• Exercise directions:
Write out the whole listing again, exactly.

-- BEGIN Source data --

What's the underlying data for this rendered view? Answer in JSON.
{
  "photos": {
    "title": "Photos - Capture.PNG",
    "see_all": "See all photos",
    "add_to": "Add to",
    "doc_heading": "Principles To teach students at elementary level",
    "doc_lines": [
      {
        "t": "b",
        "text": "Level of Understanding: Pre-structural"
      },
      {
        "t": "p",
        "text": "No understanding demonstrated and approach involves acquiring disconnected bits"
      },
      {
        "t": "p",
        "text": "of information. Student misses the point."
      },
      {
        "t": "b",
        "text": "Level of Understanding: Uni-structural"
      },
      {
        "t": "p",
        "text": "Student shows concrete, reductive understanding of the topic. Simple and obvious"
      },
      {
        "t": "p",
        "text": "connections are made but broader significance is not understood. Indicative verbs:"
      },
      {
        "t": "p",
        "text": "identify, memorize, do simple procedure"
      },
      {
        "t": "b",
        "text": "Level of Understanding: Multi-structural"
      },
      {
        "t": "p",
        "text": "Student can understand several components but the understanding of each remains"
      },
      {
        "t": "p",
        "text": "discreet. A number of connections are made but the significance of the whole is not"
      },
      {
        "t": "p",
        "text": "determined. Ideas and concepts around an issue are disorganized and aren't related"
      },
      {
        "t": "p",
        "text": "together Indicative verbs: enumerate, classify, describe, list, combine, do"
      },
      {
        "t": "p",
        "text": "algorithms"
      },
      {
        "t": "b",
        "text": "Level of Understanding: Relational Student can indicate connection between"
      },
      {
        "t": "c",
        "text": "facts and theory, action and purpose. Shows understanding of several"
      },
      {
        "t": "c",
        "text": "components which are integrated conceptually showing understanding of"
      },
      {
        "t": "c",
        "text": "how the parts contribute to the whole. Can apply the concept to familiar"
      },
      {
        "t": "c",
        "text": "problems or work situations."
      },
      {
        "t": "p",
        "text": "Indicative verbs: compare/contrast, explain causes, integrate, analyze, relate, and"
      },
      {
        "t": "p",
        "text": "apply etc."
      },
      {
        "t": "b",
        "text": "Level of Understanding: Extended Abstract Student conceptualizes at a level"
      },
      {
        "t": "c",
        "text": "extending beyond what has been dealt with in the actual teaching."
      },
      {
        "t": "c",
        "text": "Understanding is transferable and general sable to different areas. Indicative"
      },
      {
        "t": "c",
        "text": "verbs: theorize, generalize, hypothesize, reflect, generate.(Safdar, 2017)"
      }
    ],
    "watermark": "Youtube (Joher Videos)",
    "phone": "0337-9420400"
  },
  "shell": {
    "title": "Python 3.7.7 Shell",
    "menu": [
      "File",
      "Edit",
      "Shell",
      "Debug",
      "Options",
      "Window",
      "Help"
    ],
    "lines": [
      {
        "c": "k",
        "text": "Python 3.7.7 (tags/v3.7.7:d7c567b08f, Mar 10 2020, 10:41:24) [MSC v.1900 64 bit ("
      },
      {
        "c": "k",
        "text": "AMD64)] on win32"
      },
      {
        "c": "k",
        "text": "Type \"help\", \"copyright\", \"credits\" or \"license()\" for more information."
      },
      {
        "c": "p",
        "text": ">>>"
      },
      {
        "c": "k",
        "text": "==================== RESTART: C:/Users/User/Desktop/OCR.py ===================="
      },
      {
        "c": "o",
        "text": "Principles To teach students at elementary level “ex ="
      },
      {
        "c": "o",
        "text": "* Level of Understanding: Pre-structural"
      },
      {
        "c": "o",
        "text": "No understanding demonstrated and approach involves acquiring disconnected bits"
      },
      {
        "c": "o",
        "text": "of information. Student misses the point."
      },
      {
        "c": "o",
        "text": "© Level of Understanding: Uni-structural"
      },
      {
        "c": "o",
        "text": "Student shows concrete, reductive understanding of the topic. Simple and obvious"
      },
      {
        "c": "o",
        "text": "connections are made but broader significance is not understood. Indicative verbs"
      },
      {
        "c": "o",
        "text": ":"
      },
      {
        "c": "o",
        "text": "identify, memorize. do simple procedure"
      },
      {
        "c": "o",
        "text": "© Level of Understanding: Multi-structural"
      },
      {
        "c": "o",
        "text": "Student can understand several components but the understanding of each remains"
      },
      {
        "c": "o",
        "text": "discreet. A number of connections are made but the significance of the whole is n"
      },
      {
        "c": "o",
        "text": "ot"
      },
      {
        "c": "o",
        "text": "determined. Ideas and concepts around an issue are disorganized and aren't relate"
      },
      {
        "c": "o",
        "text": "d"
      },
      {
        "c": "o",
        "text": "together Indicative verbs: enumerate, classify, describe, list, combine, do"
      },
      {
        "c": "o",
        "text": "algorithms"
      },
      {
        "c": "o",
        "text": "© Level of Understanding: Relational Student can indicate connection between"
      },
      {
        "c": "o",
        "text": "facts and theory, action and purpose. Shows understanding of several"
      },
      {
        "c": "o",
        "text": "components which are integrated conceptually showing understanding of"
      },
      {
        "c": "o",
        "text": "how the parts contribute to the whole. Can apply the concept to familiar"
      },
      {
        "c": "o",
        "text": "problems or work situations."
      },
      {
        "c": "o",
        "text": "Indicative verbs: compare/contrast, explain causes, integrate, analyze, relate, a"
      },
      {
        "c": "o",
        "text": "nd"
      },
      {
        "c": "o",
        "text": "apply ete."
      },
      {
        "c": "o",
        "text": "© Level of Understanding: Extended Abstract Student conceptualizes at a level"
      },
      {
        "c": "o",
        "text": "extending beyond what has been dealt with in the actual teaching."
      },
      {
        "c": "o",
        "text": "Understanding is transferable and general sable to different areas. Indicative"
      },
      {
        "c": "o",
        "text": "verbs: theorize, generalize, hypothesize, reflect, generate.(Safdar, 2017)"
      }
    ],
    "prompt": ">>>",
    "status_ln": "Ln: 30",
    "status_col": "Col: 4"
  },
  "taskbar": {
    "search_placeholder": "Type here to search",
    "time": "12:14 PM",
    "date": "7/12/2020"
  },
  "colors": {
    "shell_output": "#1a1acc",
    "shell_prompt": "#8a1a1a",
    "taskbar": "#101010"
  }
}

-- END Source data --

• Complete output:
What's the underlying data for this rendered view? Answer in JSON.
{
  "photos": {
    "title": "Photos - Capture.PNG",
    "see_all": "See all photos",
    "add_to": "Add to",
    "doc_heading": "Principles To teach students at elementary level",
    "doc_lines": [
      {
        "t": "b",
        "text": "Level of Understanding: Pre-structural"
      },
      {
        "t": "p",
        "text": "No understanding demonstrated and approach involves acquiring disconnected bits"
      },
      {
        "t": "p",
        "text": "of information. Student misses the point."
      },
      {
        "t": "b",
        "text": "Level of Understanding: Uni-structural"
      },
      {
        "t": "p",
        "text": "Student shows concrete, reductive understanding of the topic. Simple and obvious"
      },
      {
        "t": "p",
        "text": "connections are made but broader significance is not understood. Indicative verbs:"
      },
      {
        "t": "p",
        "text": "identify, memorize, do simple procedure"
      },
      {
        "t": "b",
        "text": "Level of Understanding: Multi-structural"
      },
      {
        "t": "p",
        "text": "Student can understand several components but the understanding of each remains"
      },
      {
        "t": "p",
        "text": "discreet. A number of connections are made but the significance of the whole is not"
      },
      {
        "t": "p",
        "text": "determined. Ideas and concepts around an issue are disorganized and aren't related"
      },
      {
        "t": "p",
        "text": "together Indicative verbs: enumerate, classify, describe, list, combine, do"
      },
      {
        "t": "p",
        "text": "algorithms"
      },
      {
        "t": "b",
        "text": "Level of Understanding: Relational Student can indicate connection between"
      },
      {
        "t": "c",
        "text": "facts and theory, action and purpose. Shows understanding of several"
      },
      {
        "t": "c",
        "text": "components which are integrated conceptually showing understanding of"
      },
      {
        "t": "c",
        "text": "how the parts contribute to the whole. Can apply the concept to familiar"
      },
      {
        "t": "c",
        "text": "problems or work situations."
      },
      {
        "t": "p",
        "text": "Indicative verbs: compare/contrast, explain causes, integrate, analyze, relate, and"
      },
      {
        "t": "p",
        "text": "apply etc."
      },
      {
        "t": "b",
        "text": "Level of Understanding: Extended Abstract Student conceptualizes at a level"
      },
      {
        "t": "c",
        "text": "extending beyond what has been dealt with in the actual teaching."
      },
      {
        "t": "c",
        "text": "Understanding is transferable and general sable to different areas. Indicative"
      },
      {
        "t": "c",
        "text": "verbs: theorize, generalize, hypothesize, reflect, generate.(Safdar, 2017)"
      }
    ],
    "watermark": "Youtube (Joher Videos)",
    "phone": "0337-9420400"
  },
  "shell": {
    "title": "Python 3.7.7 Shell",
    "menu": [
      "File",
      "Edit",
      "Shell",
      "Debug",
      "Options",
      "Window",
      "Help"
    ],
    "lines": [
      {
        "c": "k",
        "text": "Python 3.7.7 (tags/v3.7.7:d7c567b08f, Mar 10 2020, 10:41:24) [MSC v.1900 64 bit ("
      },
      {
        "c": "k",
        "text": "AMD64)] on win32"
      },
      {
        "c": "k",
        "text": "Type \"help\", \"copyright\", \"credits\" or \"license()\" for more information."
      },
      {
        "c": "p",
        "text": ">>>"
      },
      {
        "c": "k",
        "text": "==================== RESTART: C:/Users/User/Desktop/OCR.py ===================="
      },
      {
        "c": "o",
        "text": "Principles To teach students at elementary level “ex ="
      },
      {
        "c": "o",
        "text": "* Level of Understanding: Pre-structural"
      },
      {
        "c": "o",
        "text": "No understanding demonstrated and approach involves acquiring disconnected bits"
      },
      {
        "c": "o",
        "text": "of information. Student misses the point."
      },
      {
        "c": "o",
        "text": "© Level of Understanding: Uni-structural"
      },
      {
        "c": "o",
        "text": "Student shows concrete, reductive understanding of the topic. Simple and obvious"
      },
      {
        "c": "o",
        "text": "connections are made but broader significance is not understood. Indicative verbs"
      },
      {
        "c": "o",
        "text": ":"
      },
      {
        "c": "o",
        "text": "identify, memorize. do simple procedure"
      },
      {
        "c": "o",
        "text": "© Level of Understanding: Multi-structural"
      },
      {
        "c": "o",
        "text": "Student can understand several components but the understanding of each remains"
      },
      {
        "c": "o",
        "text": "discreet. A number of connections are made but the significance of the whole is n"
      },
      {
        "c": "o",
        "text": "ot"
      },
      {
        "c": "o",
        "text": "determined. Ideas and concepts around an issue are disorganized and aren't relate"
      },
      {
        "c": "o",
        "text": "d"
      },
      {
        "c": "o",
        "text": "together Indicative verbs: enumerate, classify, describe, list, combine, do"
      },
      {
        "c": "o",
        "text": "algorithms"
      },
      {
        "c": "o",
        "text": "© Level of Understanding: Relational Student can indicate connection between"
      },
      {
        "c": "o",
        "text": "facts and theory, action and purpose. Shows understanding of several"
      },
      {
        "c": "o",
        "text": "components which are integrated conceptually showing understanding of"
      },
      {
        "c": "o",
        "text": "how the parts contribute to the whole. Can apply the concept to familiar"
      },
      {
        "c": "o",
        "text": "problems or work situations."
      },
      {
        "c": "o",
        "text": "Indicative verbs: compare/contrast, explain causes, integrate, analyze, relate, a"
      },
      {
        "c": "o",
        "text": "nd"
      },
      {
        "c": "o",
        "text": "apply ete."
      },
      {
        "c": "o",
        "text": "© Level of Understanding: Extended Abstract Student conceptualizes at a level"
      },
      {
        "c": "o",
        "text": "extending beyond what has been dealt with in the actual teaching."
      },
      {
        "c": "o",
        "text": "Understanding is transferable and general sable to different areas. Indicative"
      },
      {
        "c": "o",
        "text": "verbs: theorize, generalize, hypothesize, reflect, generate.(Safdar, 2017)"
      }
    ],
    "prompt": ">>>",
    "status_ln": "Ln: 30",
    "status_col": "Col: 4"
  },
  "taskbar": {
    "search_placeholder": "Type here to search",
    "time": "12:14 PM",
    "date": "7/12/2020"
  },
  "colors": {
    "shell_output": "#1a1acc",
    "shell_prompt": "#8a1a1a",
    "taskbar": "#101010"
  }
}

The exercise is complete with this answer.